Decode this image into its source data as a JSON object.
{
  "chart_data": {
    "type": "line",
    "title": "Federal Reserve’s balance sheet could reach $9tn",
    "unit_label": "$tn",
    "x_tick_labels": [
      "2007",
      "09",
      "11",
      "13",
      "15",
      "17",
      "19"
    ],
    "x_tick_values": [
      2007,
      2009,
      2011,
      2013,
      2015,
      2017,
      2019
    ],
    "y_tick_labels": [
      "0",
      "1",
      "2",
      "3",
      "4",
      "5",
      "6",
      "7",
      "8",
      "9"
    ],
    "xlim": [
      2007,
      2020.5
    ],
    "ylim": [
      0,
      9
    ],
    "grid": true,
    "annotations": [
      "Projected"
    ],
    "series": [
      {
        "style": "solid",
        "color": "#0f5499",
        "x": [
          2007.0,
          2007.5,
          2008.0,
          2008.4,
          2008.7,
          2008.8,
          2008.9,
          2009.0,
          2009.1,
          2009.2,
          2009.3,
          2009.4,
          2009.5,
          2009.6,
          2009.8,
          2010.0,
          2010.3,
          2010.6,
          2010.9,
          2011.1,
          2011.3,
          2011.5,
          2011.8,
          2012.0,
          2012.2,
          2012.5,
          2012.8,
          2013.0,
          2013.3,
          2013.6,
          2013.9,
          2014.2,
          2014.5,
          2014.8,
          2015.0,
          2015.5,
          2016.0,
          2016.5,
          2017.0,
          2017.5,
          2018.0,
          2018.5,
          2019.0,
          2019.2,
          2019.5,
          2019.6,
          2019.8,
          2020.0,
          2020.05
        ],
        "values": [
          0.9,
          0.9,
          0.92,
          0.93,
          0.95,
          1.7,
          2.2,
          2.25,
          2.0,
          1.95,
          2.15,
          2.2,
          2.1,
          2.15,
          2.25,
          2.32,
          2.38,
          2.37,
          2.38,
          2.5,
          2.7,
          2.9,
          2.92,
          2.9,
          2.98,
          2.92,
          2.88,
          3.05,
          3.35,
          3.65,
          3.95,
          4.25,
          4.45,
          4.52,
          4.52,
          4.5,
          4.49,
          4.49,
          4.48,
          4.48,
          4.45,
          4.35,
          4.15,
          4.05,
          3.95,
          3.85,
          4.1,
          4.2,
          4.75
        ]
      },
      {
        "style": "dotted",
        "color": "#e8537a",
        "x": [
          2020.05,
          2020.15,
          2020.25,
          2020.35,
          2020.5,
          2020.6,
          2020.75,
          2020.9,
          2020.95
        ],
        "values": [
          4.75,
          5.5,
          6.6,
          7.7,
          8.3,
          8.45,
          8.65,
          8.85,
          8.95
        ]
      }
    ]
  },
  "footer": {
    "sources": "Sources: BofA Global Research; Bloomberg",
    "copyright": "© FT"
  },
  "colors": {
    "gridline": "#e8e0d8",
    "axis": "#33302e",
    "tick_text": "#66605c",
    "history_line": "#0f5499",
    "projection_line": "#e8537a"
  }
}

* _Task directions_:
Reproduce the records in full, exactly as written.

* _Correct result_:
Decode this image into its source data as a JSON object.
{
  "chart_data": {
    "type": "line",
    "title": "Federal Reserve’s balance sheet could reach $9tn",
    "unit_label": "$tn",
    "x_tick_labels": [
      "2007",
      "09",
      "11",
      "13",
      "15",
      "17",
      "19"
    ],
    "x_tick_values": [
      2007,
      2009,
      2011,
      2013,
      2015,
      2017,
      2019
    ],
    "y_tick_labels": [
      "0",
      "1",
      "2",
      "3",
      "4",
      "5",
      "6",
      "7",
      "8",
      "9"
    ],
    "xlim": [
      2007,
      2020.5
    ],
    "ylim": [
      0,
      9
    ],
    "grid": true,
    "annotations": [
      "Projected"
    ],
    "series": [
      {
        "style": "solid",
        "color": "#0f5499",
        "x": [
          2007.0,
          2007.5,
          2008.0,
          2008.4,
          2008.7,
          2008.8,
          2008.9,
          2009.0,
          2009.1,
          2009.2,
          2009.3,
          2009.4,
          2009.5,
          2009.6,
          2009.8,
          2010.0,
          2010.3,
          2010.6,
          2010.9,
          2011.1,
          2011.3,
          2011.5,
          2011.8,
          2012.0,
          2012.2,
          2012.5,
          2012.8,
          2013.0,
          2013.3,
          2013.6,
          2013.9,
          2014.2,
          2014.5,
          2014.8,
          2015.0,
          2015.5,
          2016.0,
          2016.5,
          2017.0,
          2017.5,
          2018.0,
          2018.5,
          2019.0,
          2019.2,
          2019.5,
          2019.6,
          2019.8,
          2020.0,
          2020.05
        ],
        "values": [
          0.9,
          0.9,
          0.92,
          0.93,
          0.95,
          1.7,
          2.2,
          2.25,
          2.0,
          1.95,
          2.15,
          2.2,
          2.1,
          2.15,
          2.25,
          2.32,
          2.38,
          2.37,
          2.38,
          2.5,
          2.7,
          2.9,
          2.92,
          2.9,
          2.98,
          2.92,
          2.88,
          3.05,
          3.35,
          3.65,
          3.95,
          4.25,
          4.45,
          4.52,
          4.52,
          4.5,
          4.49,
          4.49,
          4.48,
          4.48,
          4.45,
          4.35,
          4.15,
          4.05,
          3.95,
          3.85,
          4.1,
          4.2,
          4.75
        ]
      },
      {
        "style": "dotted",
        "color": "#e8537a",
        "x": [
          2020.05,
          2020.15,
          2020.25,
          2020.35,
          2020.5,
          2020.6,
          2020.75,
          2020.9,
          2020.95
        ],
        "values": [
          4.75,
          5.5,
          6.6,
          7.7,
          8.3,
          8.45,
          8.65,
          8.85,
          8.95
        ]
      }
    ]
  },
  "footer": {
    "sources": "Sources: BofA Global Research; Bloomberg",
    "copyright": "© FT"
  },
  "colors": {
    "gridline": "#e8e0d8",
    "axis": "#33302e",
    "tick_text": "#66605c",
    "history_line": "#0f5499",
    "projection_line": "#e8537a"
  }
}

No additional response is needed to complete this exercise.